> [Records]:
— begin —
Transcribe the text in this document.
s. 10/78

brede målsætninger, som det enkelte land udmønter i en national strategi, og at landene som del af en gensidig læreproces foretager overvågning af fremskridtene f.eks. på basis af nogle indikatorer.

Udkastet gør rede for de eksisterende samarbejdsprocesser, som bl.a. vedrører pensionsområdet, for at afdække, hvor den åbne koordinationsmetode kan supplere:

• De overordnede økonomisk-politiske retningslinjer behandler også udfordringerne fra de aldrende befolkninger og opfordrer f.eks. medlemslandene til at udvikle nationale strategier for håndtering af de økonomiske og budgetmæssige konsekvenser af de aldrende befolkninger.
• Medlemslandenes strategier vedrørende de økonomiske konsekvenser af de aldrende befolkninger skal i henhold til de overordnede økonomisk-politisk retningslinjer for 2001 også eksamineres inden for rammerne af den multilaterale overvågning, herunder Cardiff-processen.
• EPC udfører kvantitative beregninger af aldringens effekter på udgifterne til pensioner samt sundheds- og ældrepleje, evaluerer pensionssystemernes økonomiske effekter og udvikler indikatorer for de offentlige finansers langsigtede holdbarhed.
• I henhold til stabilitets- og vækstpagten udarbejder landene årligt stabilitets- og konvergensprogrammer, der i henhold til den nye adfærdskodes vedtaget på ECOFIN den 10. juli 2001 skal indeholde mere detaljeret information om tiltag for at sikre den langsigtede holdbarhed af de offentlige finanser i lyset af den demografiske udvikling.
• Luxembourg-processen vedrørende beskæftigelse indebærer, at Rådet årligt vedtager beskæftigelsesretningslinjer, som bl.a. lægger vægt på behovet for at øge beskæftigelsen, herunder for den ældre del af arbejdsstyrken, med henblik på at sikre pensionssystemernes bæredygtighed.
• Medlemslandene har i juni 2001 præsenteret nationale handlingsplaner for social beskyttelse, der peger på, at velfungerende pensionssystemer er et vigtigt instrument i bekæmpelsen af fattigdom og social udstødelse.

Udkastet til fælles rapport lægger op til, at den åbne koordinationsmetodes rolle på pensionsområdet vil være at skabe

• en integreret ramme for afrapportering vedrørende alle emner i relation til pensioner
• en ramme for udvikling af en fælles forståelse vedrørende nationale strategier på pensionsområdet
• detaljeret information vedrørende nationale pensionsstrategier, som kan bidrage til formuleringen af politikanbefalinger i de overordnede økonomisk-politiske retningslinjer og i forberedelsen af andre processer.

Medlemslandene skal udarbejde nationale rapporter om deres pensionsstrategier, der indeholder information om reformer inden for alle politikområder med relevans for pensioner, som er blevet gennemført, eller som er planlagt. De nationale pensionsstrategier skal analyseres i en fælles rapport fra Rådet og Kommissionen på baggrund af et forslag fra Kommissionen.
— end —
> [Task]: Repeat the records above exactly as they appear.

> [Output for this task]:
Transcribe the text in this document.
s. 10/78

brede målsætninger, som det enkelte land udmønter i en national strategi, og at landene som del af en gensidig læreproces foretager overvågning af fremskridtene f.eks. på basis af nogle indikatorer.

Udkastet gør rede for de eksisterende samarbejdsprocesser, som bl.a. vedrører pensionsområdet, for at afdække, hvor den åbne koordinationsmetode kan supplere:

• De overordnede økonomisk-politiske retningslinjer behandler også udfordringerne fra de aldrende befolkninger og opfordrer f.eks. medlemslandene til at udvikle nationale strategier for håndtering af de økonomiske og budgetmæssige konsekvenser af de aldrende befolkninger.
• Medlemslandenes strategier vedrørende de økonomiske konsekvenser af de aldrende befolkninger skal i henhold til de overordnede økonomisk-politisk retningslinjer for 2001 også eksamineres inden for rammerne af den multilaterale overvågning, herunder Cardiff-processen.
• EPC udfører kvantitative beregninger af aldringens effekter på udgifterne til pensioner samt sundheds- og ældrepleje, evaluerer pensionssystemernes økonomiske effekter og udvikler indikatorer for de offentlige finansers langsigtede holdbarhed.
• I henhold til stabilitets- og vækstpagten udarbejder landene årligt stabilitets- og konvergensprogrammer, der i henhold til den nye adfærdskodes vedtaget på ECOFIN den 10. juli 2001 skal indeholde mere detaljeret information om tiltag for at sikre den langsigtede holdbarhed af de offentlige finanser i lyset af den demografiske udvikling.
• Luxembourg-processen vedrørende beskæftigelse indebærer, at Rådet årligt vedtager beskæftigelsesretningslinjer, som bl.a. lægger vægt på behovet for at øge beskæftigelsen, herunder for den ældre del af arbejdsstyrken, med henblik på at sikre pensionssystemernes bæredygtighed.
• Medlemslandene har i juni 2001 præsenteret nationale handlingsplaner for social beskyttelse, der peger på, at velfungerende pensionssystemer er et vigtigt instrument i bekæmpelsen af fattigdom og social udstødelse.

Udkastet til fælles rapport lægger op til, at den åbne koordinationsmetodes rolle på pensionsområdet vil være at skabe

• en integreret ramme for afrapportering vedrørende alle emner i relation til pensioner
• en ramme for udvikling af en fælles forståelse vedrørende nationale strategier på pensionsområdet
• detaljeret information vedrørende nationale pensionsstrategier, som kan bidrage til formuleringen af politikanbefalinger i de overordnede økonomisk-politiske retningslinjer og i forberedelsen af andre processer.

Medlemslandene skal udarbejde nationale rapporter om deres pensionsstrategier, der indeholder information om reformer inden for alle politikområder med relevans for pensioner, som er blevet gennemført, eller som er planlagt. De nationale pensionsstrategier skal analyseres i en fælles rapport fra Rådet og Kommissionen på baggrund af et forslag fra Kommissionen.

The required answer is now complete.